What you need to do: Gather, from the listing beneath this task, every line holding the string "药物重定向".

[Saved entries]
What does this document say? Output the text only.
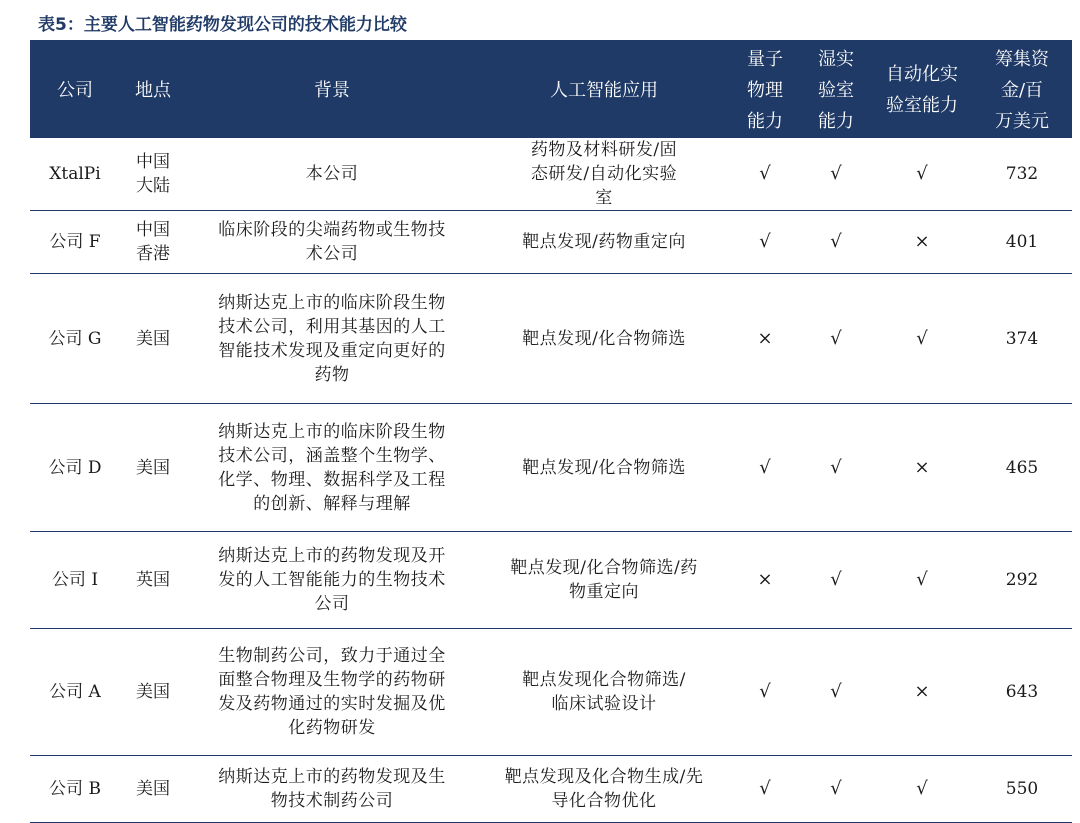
表5：主要人工智能药物发现公司的技术能力比较
公司	地点	背景	人工智能应用	量子物理能力	湿实验室能力	自动化实验室能力	筹集资金/百万美元
XtalPi	中国大陆	本公司	药物及材料研发/固态研发/自动化实验室	√	√	√	732
公司 F	中国香港	临床阶段的尖端药物或生物技术公司	靶点发现/药物重定向	√	√	×	401
公司 G	美国	纳斯达克上市的临床阶段生物技术公司，利用其基因的人工智能技术发现及重定向更好的药物	靶点发现/化合物筛选	×	√	√	374
公司 D	美国	纳斯达克上市的临床阶段生物技术公司，涵盖整个生物学、化学、物理、数据科学及工程的创新、解释与理解	靶点发现/化合物筛选	√	√	×	465
公司 I	英国	纳斯达克上市的药物发现及开发的人工智能能力的生物技术公司	靶点发现/化合物筛选/药物重定向	×	√	√	292
公司 A	美国	生物制药公司，致力于通过全面整合物理及生物学的药物研发及药物通过的实时发掘及优化药物研发	靶点发现化合物筛选/临床试验设计	√	√	×	643
公司 B	美国	纳斯达克上市的药物发现及生物技术制药公司	靶点发现及化合物生成/先导化合物优化	√	√	√	550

Answer to this exercise:
公司 F	中国香港	临床阶段的尖端药物或生物技术公司	靶点发现/药物重定向	√	√	×	401
公司 I	英国	纳斯达克上市的药物发现及开发的人工智能能力的生物技术公司	靶点发现/化合物筛选/药物重定向	×	√	√	292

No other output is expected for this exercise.